SET TASK: Below is a block of records; repeat all of them exactly.

-- Begin MATERIAL --

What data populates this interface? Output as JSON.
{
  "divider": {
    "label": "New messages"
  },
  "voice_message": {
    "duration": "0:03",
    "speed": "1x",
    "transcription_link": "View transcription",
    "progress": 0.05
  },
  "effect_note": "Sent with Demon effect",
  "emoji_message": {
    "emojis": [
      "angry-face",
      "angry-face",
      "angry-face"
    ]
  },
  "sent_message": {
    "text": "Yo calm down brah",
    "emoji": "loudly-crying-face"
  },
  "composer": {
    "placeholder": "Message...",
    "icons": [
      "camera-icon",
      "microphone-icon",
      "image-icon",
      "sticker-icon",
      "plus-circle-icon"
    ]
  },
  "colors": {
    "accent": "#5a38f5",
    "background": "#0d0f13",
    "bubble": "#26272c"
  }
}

-- End MATERIAL --

ANSWER FOR THE TASK:
What data populates this interface? Output as JSON.
{
  "divider": {
    "label": "New messages"
  },
  "voice_message": {
    "duration": "0:03",
    "speed": "1x",
    "transcription_link": "View transcription",
    "progress": 0.05
  },
  "effect_note": "Sent with Demon effect",
  "emoji_message": {
    "emojis": [
      "angry-face",
      "angry-face",
      "angry-face"
    ]
  },
  "sent_message": {
    "text": "Yo calm down brah",
    "emoji": "loudly-crying-face"
  },
  "composer": {
    "placeholder": "Message...",
    "icons": [
      "camera-icon",
      "microphone-icon",
      "image-icon",
      "sticker-icon",
      "plus-circle-icon"
    ]
  },
  "colors": {
    "accent": "#5a38f5",
    "background": "#0d0f13",
    "bubble": "#26272c"
  }
}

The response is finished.